__Set problem A__.
In the forum post about the Checkmk agent connection error, what operating system do the affected nodes run?
__Set problem B__.
Quote the part of the forum post about the Checkmk agent connection error that begins at the words "I have a weird" and stops after the words "with service flapping.".

__Text segment__.
----
[agent] Communication failed: [Errno 104] Connection reset by peer

Hi,

I have a weird problem with 3 nodes (Ubuntu 20.04 - CMK RAW) where communication with the agent keeps giving errors "[agent] Communication failed: [Errno 104] Connection reset by peer - Got no information from host - execution time 0.1 sec. - it goes from CRIT → OK after a while or sometimes message comes with with service flapping.

If I run cmk --debug -vvn nodename I get all the info everytime I run the command just fine.

Is there a way to make the agent check less sensitive ?

Thanks!

Debug output sample:

Checkmk version 2.1.0p2
Try license usage history update.
----
__Data shown__.
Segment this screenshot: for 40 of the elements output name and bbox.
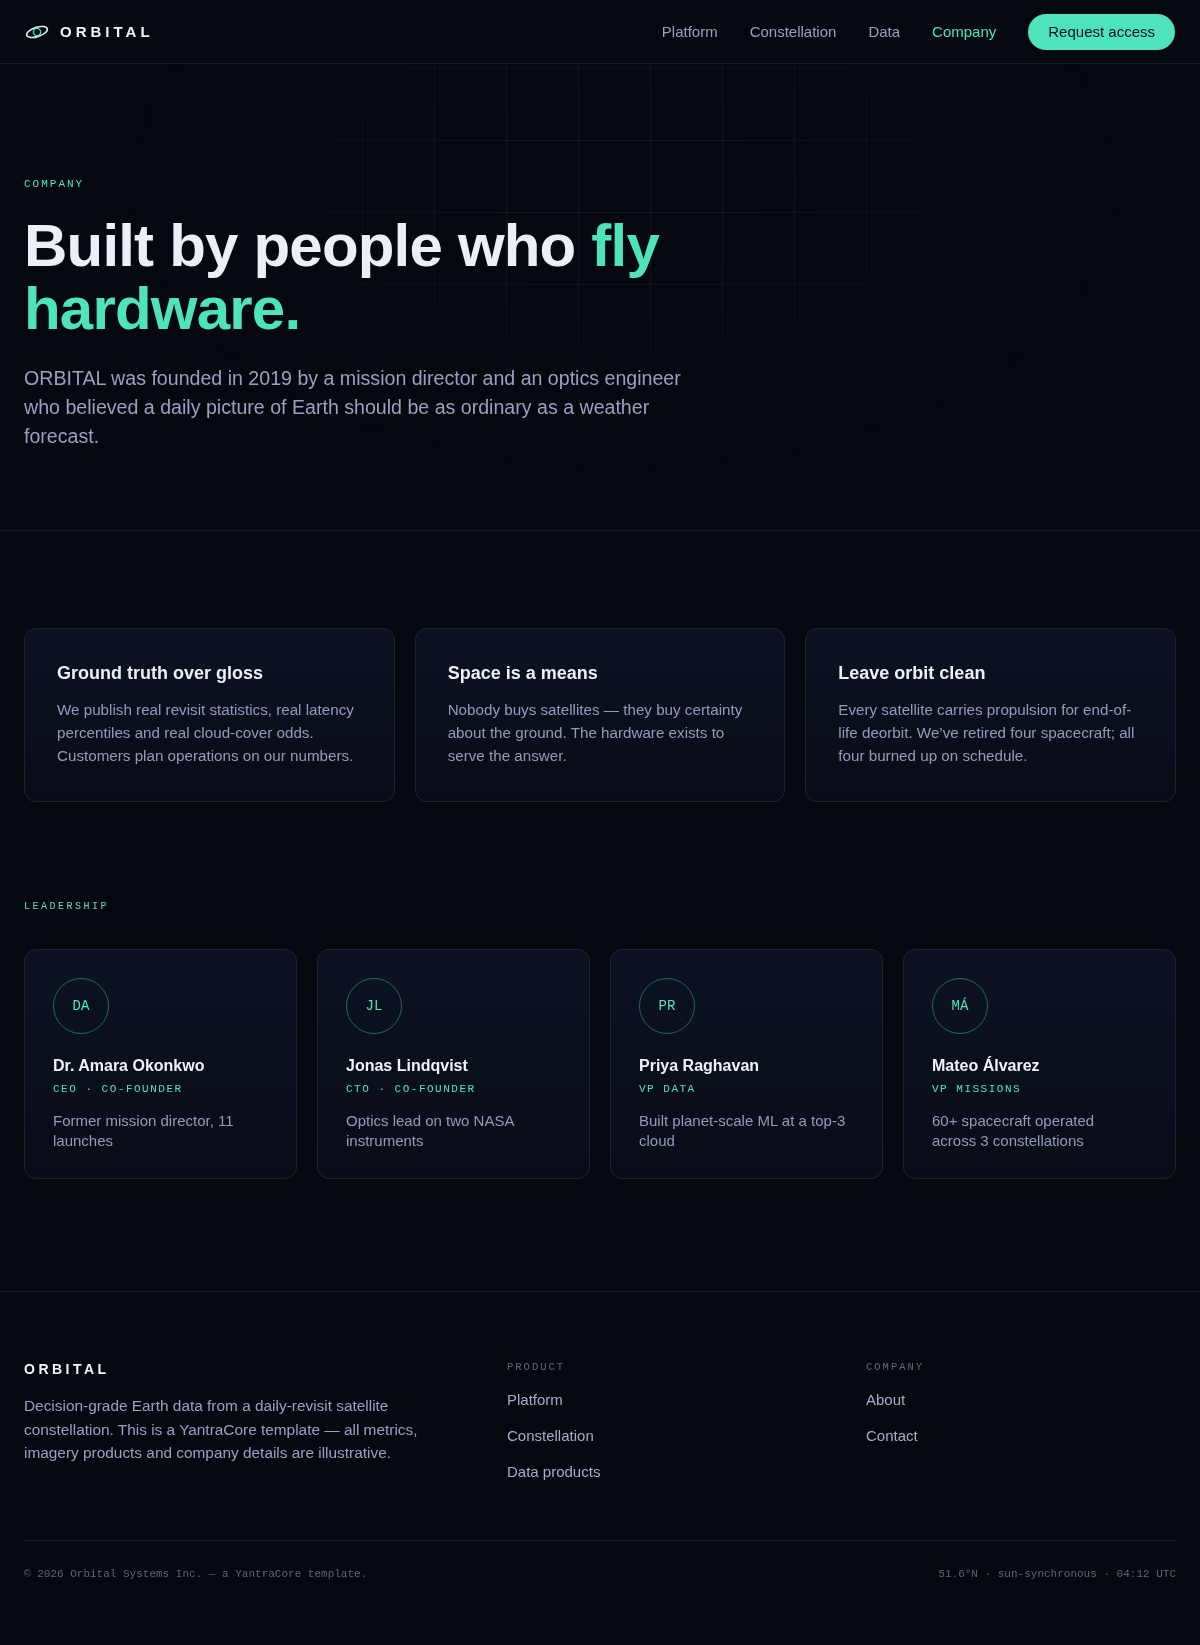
leader-role: VP MISSIONS — [932, 1082, 1023, 1096]
footer-description: Decision-grade Earth data from a daily-revisit satellite constellation. This is a YantraCore template — all metrics, imagery products and company details are illustrative. — [24, 1396, 419, 1463]
footer-link[interactable]: Platform — [507, 1390, 563, 1410]
leader-name: Priya Raghavan — [639, 1056, 761, 1076]
leader-bio: Built planet-scale ML at a top-3 cloud — [639, 1111, 847, 1151]
footer-link[interactable]: Data products — [507, 1462, 601, 1482]
footer-link[interactable]: Constellation — [507, 1426, 594, 1446]
leader-name: Mateo Álvarez — [932, 1055, 1041, 1076]
footer-column-heading: PRODUCT — [507, 1360, 566, 1374]
orbit-info-text: 51.6°N · sun-synchronous · 04:12 UTC — [938, 1567, 1176, 1581]
footer-logo: ORBITAL — [24, 1360, 111, 1378]
value-title: Leave orbit clean — [838, 662, 987, 685]
leader-bio: 60+ spacecraft operated across 3 constellations — [932, 1111, 1096, 1151]
value-title: Ground truth over gloss — [57, 662, 264, 685]
value-description: Every satellite carries propulsion for end-of-life deorbit. We’ve retired four spacecraft; all four burned up on schedule. — [838, 700, 1136, 766]
footer-link[interactable]: Contact — [866, 1426, 918, 1446]
leader-name: Jonas Lindqvist — [346, 1056, 469, 1076]
footer-column-heading: COMPANY — [866, 1360, 925, 1374]
request-access-button[interactable]: Request access — [1028, 13, 1175, 50]
nav-link[interactable]: Company — [932, 23, 997, 40]
leader-role: CEO · CO-FOUNDER — [53, 1082, 184, 1096]
planet-icon — [25, 24, 49, 39]
hero-heading: Built by people who fly hardware. — [24, 214, 661, 340]
copyright-text: © 2026 Orbital Systems Inc. — a YantraCore template. — [24, 1567, 368, 1581]
leader-role: CTO · CO-FOUNDER — [346, 1082, 477, 1096]
value-description: We publish real revisit statistics, real latency percentiles and real cloud-cover odds. Customers plan operations on our numbers. — [57, 700, 355, 766]
leader-bio: Optics lead on two NASA instruments — [346, 1111, 516, 1151]
section-eyebrow: COMPANY — [24, 177, 86, 191]
hero-intro: ORBITAL was founded in 2019 by a mission director and an optics engineer who believed a daily picture of Earth should be as ordinary as a weather forecast. — [24, 366, 682, 449]
section-eyebrow: LEADERSHIP — [24, 900, 110, 914]
value-description: Nobody buys satellites — they buy certainty about the ground. The hardware exists to serve the answer. — [447, 700, 744, 766]
nav-link[interactable]: Platform — [661, 23, 718, 40]
nav-link[interactable]: Data — [868, 23, 901, 40]
value-title: Space is a means — [447, 662, 599, 685]
leader-role: VP DATA — [639, 1082, 697, 1096]
logo-wordmark[interactable]: ORBITAL — [60, 23, 154, 40]
leader-bio: Former mission director, 11 launches — [53, 1111, 235, 1151]
leader-name: Dr. Amara Okonkwo — [53, 1056, 206, 1076]
nav-link[interactable]: Constellation — [749, 23, 837, 40]
footer-link[interactable]: About — [866, 1390, 906, 1410]
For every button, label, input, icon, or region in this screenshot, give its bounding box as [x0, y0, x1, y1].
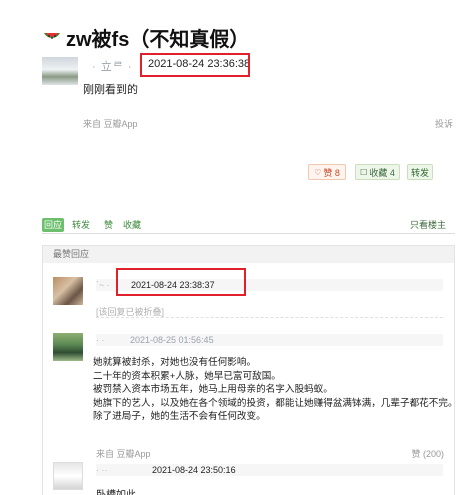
op-avatar[interactable] [42, 57, 78, 85]
op-source[interactable]: 来自 豆瓣App [83, 117, 138, 130]
reply-divider [96, 317, 443, 318]
reply-content: 卧槽如此 [96, 486, 136, 495]
reply-line: 她就算被封杀，对她也没有任何影响。 [93, 357, 257, 368]
favorite-button[interactable]: ☐ 收藏 4 [355, 164, 400, 180]
reply-author-name[interactable]: · ·· [96, 465, 108, 475]
tab-favorite[interactable]: 收藏 [123, 218, 141, 232]
reply-content: 她就算被封杀，对她也没有任何影响。 二十年的资本积累+人脉，她早已富可敌国。 被… [93, 356, 458, 424]
reply-avatar[interactable] [53, 462, 83, 490]
reply-author-name[interactable]: `~ · [96, 280, 110, 290]
reply-line: 二十年的资本积累+人脉，她早已富可敌国。 [93, 370, 281, 382]
reply-avatar[interactable] [53, 277, 83, 305]
reply-line: 除了进局子，她的生活不会有任何改变。 [93, 411, 266, 422]
reply-header-band [96, 464, 443, 476]
hot-replies-header: 最赞回应 [43, 246, 454, 263]
watermelon-icon [44, 33, 60, 39]
topic-title-row: zw被fs（不知真假） [42, 22, 249, 52]
reply-line: 被罚禁入资本市场五年，她马上用母亲的名字入股蚂蚁。 [93, 384, 333, 395]
like-button[interactable]: ♡ 赞 8 [308, 164, 346, 180]
reply-vote-count[interactable]: 赞 (200) [411, 447, 444, 460]
share-button-label: 转发 [410, 167, 429, 178]
favorite-button-label: 收藏 4 [369, 167, 395, 178]
tab-reply[interactable]: 回应 [42, 218, 64, 232]
op-author-name[interactable]: · 立ᄅ · [92, 58, 133, 74]
reply-timestamp: 2021-08-25 01:56:45 [130, 335, 214, 345]
bookmark-icon: ☐ [360, 167, 368, 177]
only-op-link[interactable]: 只看楼主 [410, 218, 446, 232]
reply-time-highlight-box [116, 268, 246, 296]
page-title: zw被fs（不知真假） [66, 28, 250, 51]
reply-line: 她旗下的艺人，以及她在各个领域的投资，都能让她赚得盆满钵满，几辈子都花不完。 [93, 397, 458, 409]
report-link[interactable]: 投诉 [435, 117, 453, 130]
tab-divider [42, 233, 455, 234]
reply-avatar[interactable] [53, 333, 83, 361]
op-time-highlight-box [140, 53, 250, 77]
thumbs-up-icon: ♡ [314, 167, 322, 177]
tab-like[interactable]: 赞 [104, 218, 113, 232]
like-button-label: 赞 8 [323, 167, 340, 178]
share-button[interactable]: 转发 [407, 164, 433, 180]
reply-timestamp: 2021-08-24 23:50:16 [152, 465, 236, 475]
reply-author-name[interactable]: · · [96, 335, 105, 345]
tab-forward[interactable]: 转发 [72, 218, 90, 232]
op-content: 刚刚看到的 [83, 84, 138, 96]
reply-source[interactable]: 来自 豆瓣App [96, 447, 151, 460]
reply-tabs: 回应 转发 赞 收藏 只看楼主 [42, 218, 452, 233]
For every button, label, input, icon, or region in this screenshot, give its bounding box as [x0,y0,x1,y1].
----
__Correct output A__.
Ubuntu 20.04

__Correct output B__.
I have a weird problem with 3 nodes (Ubuntu 20.04 - CMK RAW) where communication with the agent keeps giving errors "[agent] Communication failed: [Errno 104] Connection reset by peer - Got no information from host - execution time 0.1 sec. - it goes from CRIT → OK after a while or sometimes message comes with with service flapping.